WRITTEN REQUEST: Which lines hold the word "JSON"? Show each of them.

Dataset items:

++++

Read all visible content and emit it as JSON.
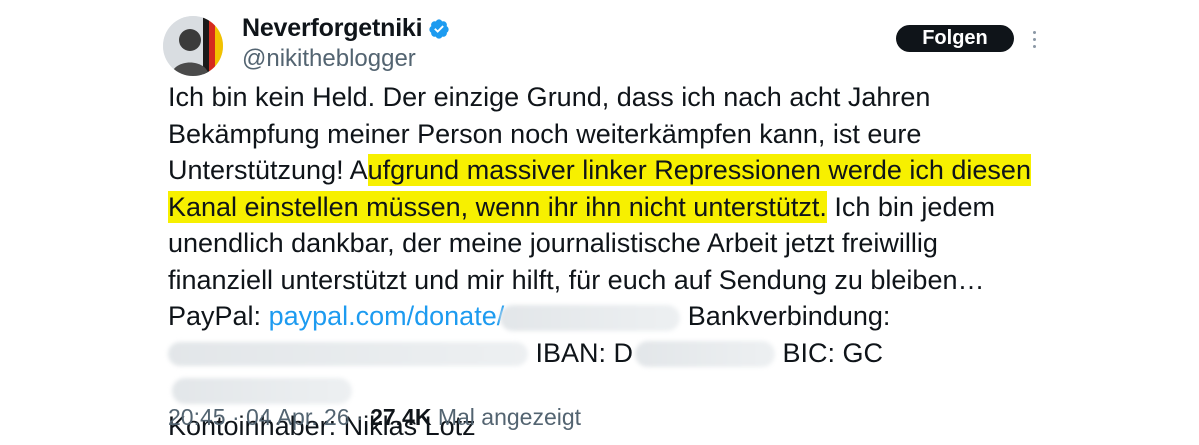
{
  "author": {
    "display_name": "Neverforgetniki",
    "handle": "@nikitheblogger",
    "verified": true,
    "avatar_icon": "profile-photo",
    "verified_icon": "verified-badge-icon"
  },
  "actions": {
    "follow_label": "Folgen",
    "more_icon": "more-vertical-icon"
  },
  "tweet": {
    "text_part1": "Ich bin kein Held. Der einzige Grund, dass ich nach acht Jahren Bekämpfung meiner Person noch weiterkämpfen kann, ist eure Unterstützung! A",
    "text_highlighted": "ufgrund massiver linker Repressionen werde ich diesen Kanal einstellen müssen, wenn ihr ihn nicht unterstützt.",
    "text_part2": " Ich bin jedem unendlich dankbar, der meine journalistische Arbeit jetzt freiwillig finanziell unterstützt und mir hilft, für euch auf Sendung zu bleiben… PayPal: ",
    "paypal_link_visible": "paypal.com/donate/",
    "text_bank": " Bankverbindung: ",
    "iban_label": "IBAN: D",
    "bic_label": " BIC: GC",
    "owner_line": "Kontoinhaber: Niklas Lotz"
  },
  "meta": {
    "time": "20:45",
    "separator": "·",
    "date": "04 Apr. 26",
    "views_count": "27,4K",
    "views_label": "Mal angezeigt"
  },
  "colors": {
    "highlight": "#f7f000",
    "link": "#1d9bf0",
    "verified": "#1d9bf0",
    "follow_bg": "#0f1419"
  }
}
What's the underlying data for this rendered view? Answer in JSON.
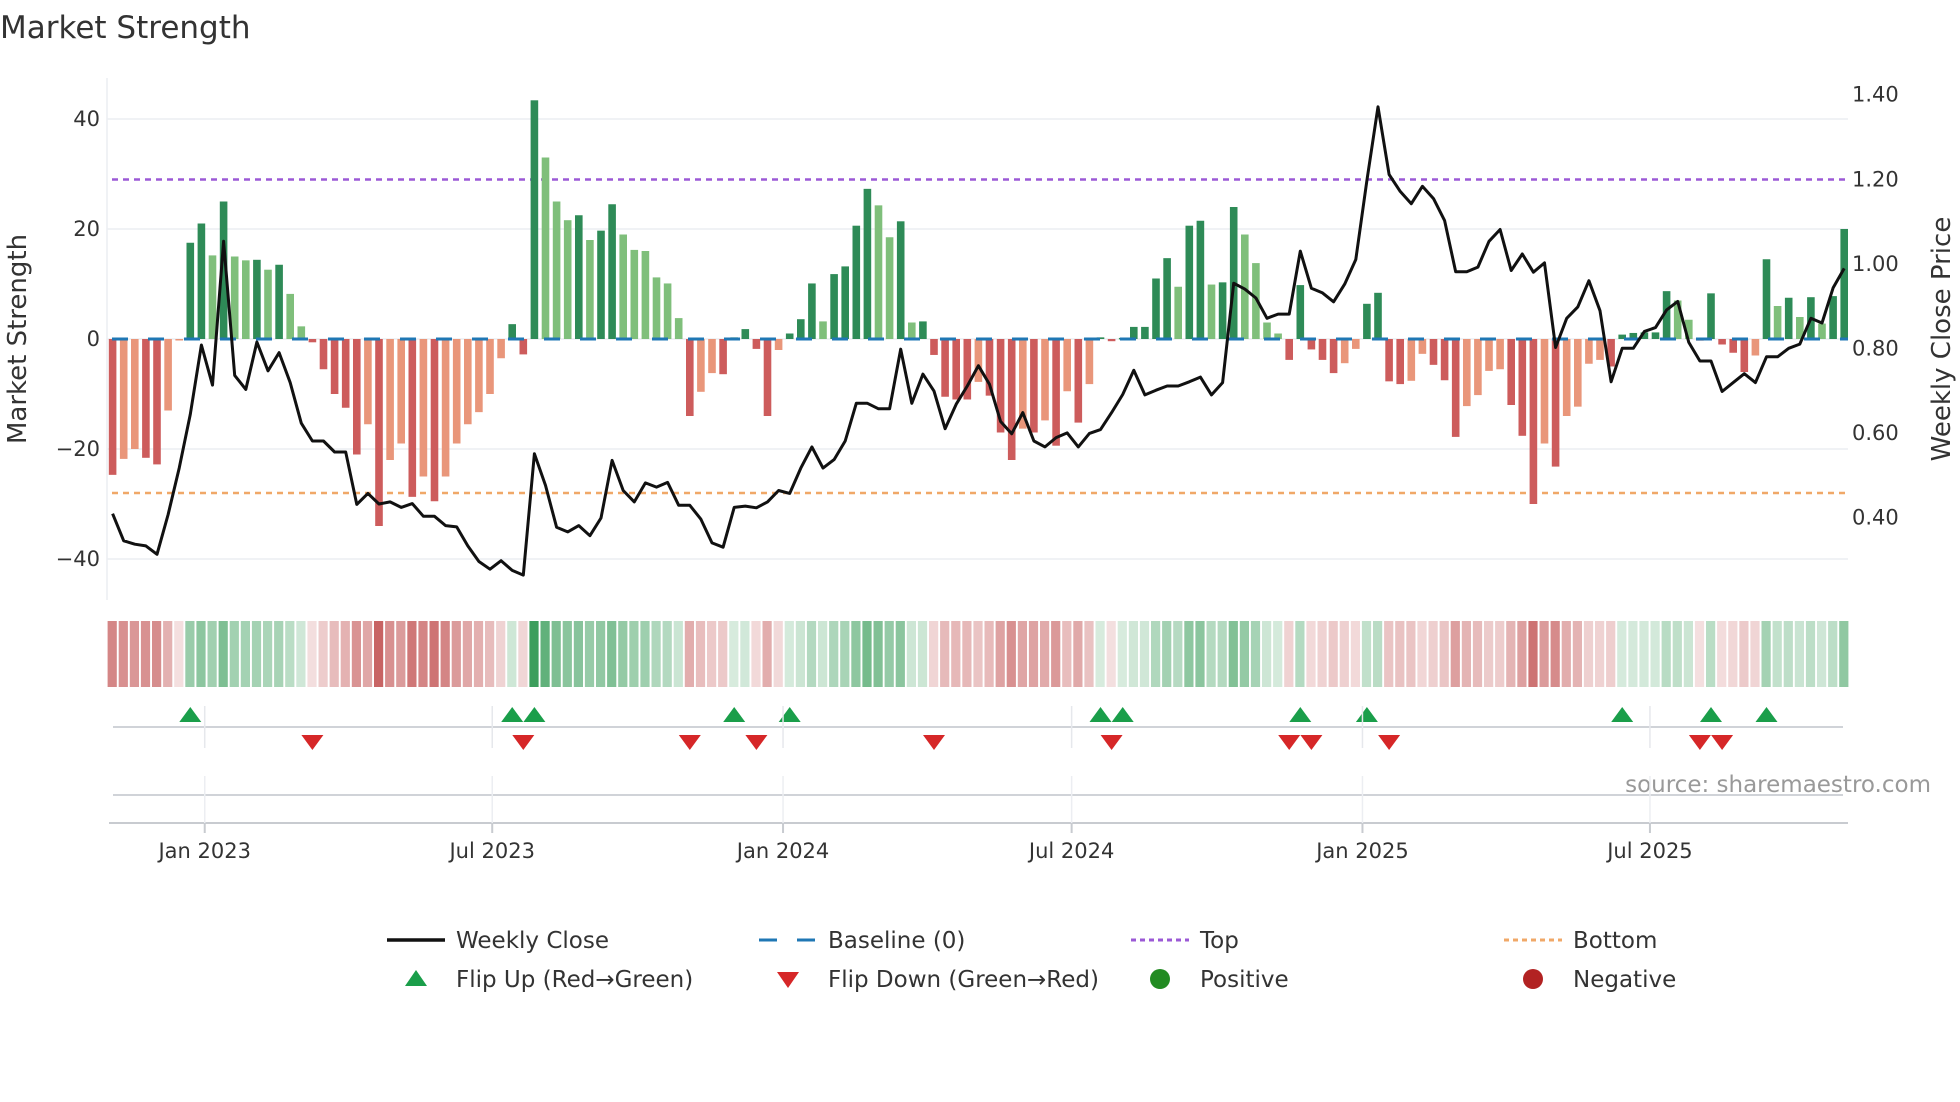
{
  "chart_data": {
    "type": "bar",
    "title": "Market Strength",
    "ylabel": "Market Strength",
    "y2label": "Weekly Close Price",
    "source": "source: sharemaestro.com",
    "ylim": [
      -47,
      50
    ],
    "y2lim": [
      0.22,
      1.5
    ],
    "yticks": [
      {
        "v": 40,
        "label": "40"
      },
      {
        "v": 20,
        "label": "20"
      },
      {
        "v": 0,
        "label": "0"
      },
      {
        "v": -20,
        "label": "−20"
      },
      {
        "v": -40,
        "label": "−40"
      }
    ],
    "y2ticks": [
      {
        "v": 1.4,
        "label": "1.40"
      },
      {
        "v": 1.2,
        "label": "1.20"
      },
      {
        "v": 1.0,
        "label": "1.00"
      },
      {
        "v": 0.8,
        "label": "0.80"
      },
      {
        "v": 0.6,
        "label": "0.60"
      },
      {
        "v": 0.4,
        "label": "0.40"
      }
    ],
    "xticks": [
      {
        "week": 8.3,
        "label": "Jan 2023"
      },
      {
        "week": 34.2,
        "label": "Jul 2023"
      },
      {
        "week": 60.4,
        "label": "Jan 2024"
      },
      {
        "week": 86.4,
        "label": "Jul 2024"
      },
      {
        "week": 112.6,
        "label": "Jan 2025"
      },
      {
        "week": 138.5,
        "label": "Jul 2025"
      }
    ],
    "top_level": 29,
    "bottom_level": -28,
    "baseline": 0,
    "strength": [
      -24.7,
      -21.8,
      -20,
      -21.6,
      -22.8,
      -13,
      -0.2,
      17.5,
      21,
      15.2,
      25,
      15,
      14.3,
      14.4,
      12.6,
      13.5,
      8.2,
      2.3,
      -0.6,
      -5.5,
      -10,
      -12.5,
      -21,
      -15.5,
      -34,
      -22,
      -19,
      -28.7,
      -25,
      -29.5,
      -25,
      -19,
      -15.5,
      -13.3,
      -10,
      -3.5,
      2.7,
      -2.8,
      43.4,
      33,
      25,
      21.6,
      22.5,
      18,
      19.7,
      24.5,
      19,
      16.2,
      16,
      11.2,
      10.1,
      3.8,
      -14,
      -9.6,
      -6.2,
      -6.4,
      0.3,
      1.8,
      -1.8,
      -14,
      -2,
      1,
      3.6,
      10.1,
      3.2,
      11.8,
      13.2,
      20.6,
      27.3,
      24.3,
      18.5,
      21.4,
      3,
      3.2,
      -2.9,
      -10.5,
      -11,
      -11,
      -7.8,
      -10.3,
      -17,
      -22,
      -16.3,
      -17,
      -14.8,
      -19.4,
      -9.5,
      -15.2,
      -8.2,
      0.3,
      -0.4,
      0.2,
      2.2,
      2.2,
      11,
      14.7,
      9.5,
      20.6,
      21.5,
      9.9,
      10.3,
      24,
      19,
      13.8,
      3,
      1,
      -3.8,
      9.8,
      -1.9,
      -3.8,
      -6.2,
      -4.4,
      -1.8,
      6.4,
      8.4,
      -7.7,
      -8.2,
      -7.6,
      -2.7,
      -4.7,
      -7.5,
      -17.8,
      -12.2,
      -10.2,
      -5.8,
      -5.5,
      -12,
      -17.6,
      -30,
      -19,
      -23.2,
      -14,
      -12.3,
      -4.5,
      -3.8,
      -5,
      0.8,
      1.1,
      1.2,
      1.2,
      8.7,
      7,
      3.5,
      -0.3,
      8.3,
      -1,
      -2.5,
      -6,
      -3,
      14.5,
      6,
      7.5,
      4,
      7.6,
      2.8,
      7.8,
      20
    ],
    "close": [
      0.407,
      0.343,
      0.335,
      0.331,
      0.311,
      0.405,
      0.515,
      0.642,
      0.806,
      0.711,
      1.051,
      0.734,
      0.701,
      0.813,
      0.745,
      0.788,
      0.717,
      0.621,
      0.579,
      0.579,
      0.553,
      0.553,
      0.429,
      0.455,
      0.43,
      0.435,
      0.422,
      0.431,
      0.401,
      0.401,
      0.379,
      0.376,
      0.331,
      0.294,
      0.276,
      0.296,
      0.273,
      0.262,
      0.549,
      0.474,
      0.375,
      0.364,
      0.379,
      0.355,
      0.397,
      0.533,
      0.462,
      0.435,
      0.48,
      0.47,
      0.481,
      0.427,
      0.427,
      0.394,
      0.338,
      0.328,
      0.422,
      0.425,
      0.421,
      0.435,
      0.462,
      0.455,
      0.515,
      0.565,
      0.515,
      0.535,
      0.579,
      0.668,
      0.668,
      0.655,
      0.655,
      0.796,
      0.668,
      0.737,
      0.697,
      0.608,
      0.666,
      0.709,
      0.757,
      0.713,
      0.625,
      0.596,
      0.646,
      0.579,
      0.565,
      0.587,
      0.598,
      0.565,
      0.597,
      0.606,
      0.646,
      0.689,
      0.746,
      0.688,
      0.699,
      0.709,
      0.709,
      0.719,
      0.73,
      0.688,
      0.717,
      0.952,
      0.938,
      0.917,
      0.869,
      0.879,
      0.879,
      1.028,
      0.94,
      0.929,
      0.908,
      0.95,
      1.008,
      1.195,
      1.369,
      1.209,
      1.169,
      1.14,
      1.181,
      1.152,
      1.1,
      0.979,
      0.979,
      0.99,
      1.051,
      1.079,
      0.982,
      1.021,
      0.978,
      1.0,
      0.8,
      0.869,
      0.896,
      0.958,
      0.887,
      0.719,
      0.798,
      0.798,
      0.838,
      0.847,
      0.889,
      0.909,
      0.812,
      0.768,
      0.768,
      0.696,
      0.717,
      0.738,
      0.717,
      0.778,
      0.778,
      0.798,
      0.808,
      0.869,
      0.858,
      0.941,
      0.987
    ],
    "flip_up_weeks": [
      7,
      36,
      38,
      56,
      61,
      89,
      91,
      107,
      113,
      136,
      144,
      149
    ],
    "flip_down_weeks": [
      18,
      37,
      52,
      58,
      74,
      90,
      106,
      108,
      115,
      143,
      145
    ],
    "legend": {
      "position": "bottom",
      "items": [
        {
          "key": "close",
          "label": "Weekly Close"
        },
        {
          "key": "baseline",
          "label": "Baseline (0)"
        },
        {
          "key": "top",
          "label": "Top"
        },
        {
          "key": "bottom",
          "label": "Bottom"
        },
        {
          "key": "flip_up",
          "label": "Flip Up (Red→Green)"
        },
        {
          "key": "flip_down",
          "label": "Flip Down (Green→Red)"
        },
        {
          "key": "positive",
          "label": "Positive"
        },
        {
          "key": "negative",
          "label": "Negative"
        }
      ]
    },
    "colors": {
      "pos_rising": "#2e8b57",
      "pos_falling": "#7fbf7b",
      "neg_falling": "#cd5c5c",
      "neg_rising": "#e9967a",
      "close": "#111111",
      "baseline": "#1f77b4",
      "top": "#9b59d6",
      "bottom": "#f0a868",
      "flip_up": "#1a9e4a",
      "flip_down": "#d62728",
      "positive": "#228b22",
      "negative": "#b22222",
      "heat_pos": "#3a9d5a",
      "heat_neg": "#c86464",
      "grid": "#eceef2"
    }
  }
}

++++

IN RESPONSE:
Read all visible content and emit it as JSON.
What's the underlying data for this rendered view? Answer in JSON.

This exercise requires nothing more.